*Prompt:*
Skip the pictures and extract all of the lines exactly as written.

*Material supplied:*

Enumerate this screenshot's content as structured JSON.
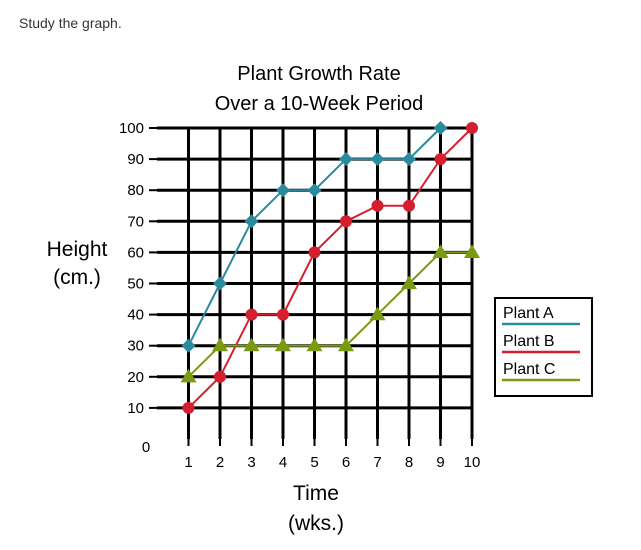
{
  "prompt": "Study the graph.",
  "chart_data": {
    "type": "line",
    "title": [
      "Plant Growth Rate",
      "Over a 10-Week Period"
    ],
    "ylabel": [
      "Height",
      "(cm.)"
    ],
    "xlabel": [
      "Time",
      "(wks.)"
    ],
    "x": [
      1,
      2,
      3,
      4,
      5,
      6,
      7,
      8,
      9,
      10
    ],
    "xlim": [
      0,
      10
    ],
    "ylim": [
      0,
      100
    ],
    "x_ticks": [
      "1",
      "2",
      "3",
      "4",
      "5",
      "6",
      "7",
      "8",
      "9",
      "10"
    ],
    "y_ticks": [
      "10",
      "20",
      "30",
      "40",
      "50",
      "60",
      "70",
      "80",
      "90",
      "100"
    ],
    "origin_label": "0",
    "grid": true,
    "legend_position": "right",
    "series": [
      {
        "name": "Plant A",
        "color": "#2a8a9e",
        "marker": "diamond",
        "x": [
          1,
          2,
          3,
          4,
          5,
          6,
          7,
          8,
          9
        ],
        "values": [
          30,
          50,
          70,
          80,
          80,
          90,
          90,
          90,
          100
        ]
      },
      {
        "name": "Plant B",
        "color": "#d61f2e",
        "marker": "circle",
        "x": [
          1,
          2,
          3,
          4,
          5,
          6,
          7,
          8,
          9,
          10
        ],
        "values": [
          10,
          20,
          40,
          40,
          60,
          70,
          75,
          75,
          90,
          100
        ]
      },
      {
        "name": "Plant C",
        "color": "#7a9a12",
        "marker": "triangle",
        "x": [
          1,
          2,
          3,
          4,
          5,
          6,
          7,
          8,
          9,
          10
        ],
        "values": [
          20,
          30,
          30,
          30,
          30,
          30,
          40,
          50,
          60,
          60
        ]
      }
    ]
  }
}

*Result below:*
Enumerate this screenshot's content as structured JSON.
{
  "prompt": "Study the graph.",
  "chart_data": {
    "type": "line",
    "title": [
      "Plant Growth Rate",
      "Over a 10-Week Period"
    ],
    "ylabel": [
      "Height",
      "(cm.)"
    ],
    "xlabel": [
      "Time",
      "(wks.)"
    ],
    "x": [
      1,
      2,
      3,
      4,
      5,
      6,
      7,
      8,
      9,
      10
    ],
    "xlim": [
      0,
      10
    ],
    "ylim": [
      0,
      100
    ],
    "x_ticks": [
      "1",
      "2",
      "3",
      "4",
      "5",
      "6",
      "7",
      "8",
      "9",
      "10"
    ],
    "y_ticks": [
      "10",
      "20",
      "30",
      "40",
      "50",
      "60",
      "70",
      "80",
      "90",
      "100"
    ],
    "origin_label": "0",
    "grid": true,
    "legend_position": "right",
    "series": [
      {
        "name": "Plant A",
        "color": "#2a8a9e",
        "marker": "diamond",
        "x": [
          1,
          2,
          3,
          4,
          5,
          6,
          7,
          8,
          9
        ],
        "values": [
          30,
          50,
          70,
          80,
          80,
          90,
          90,
          90,
          100
        ]
      },
      {
        "name": "Plant B",
        "color": "#d61f2e",
        "marker": "circle",
        "x": [
          1,
          2,
          3,
          4,
          5,
          6,
          7,
          8,
          9,
          10
        ],
        "values": [
          10,
          20,
          40,
          40,
          60,
          70,
          75,
          75,
          90,
          100
        ]
      },
      {
        "name": "Plant C",
        "color": "#7a9a12",
        "marker": "triangle",
        "x": [
          1,
          2,
          3,
          4,
          5,
          6,
          7,
          8,
          9,
          10
        ],
        "values": [
          20,
          30,
          30,
          30,
          30,
          30,
          40,
          50,
          60,
          60
        ]
      }
    ]
  }
}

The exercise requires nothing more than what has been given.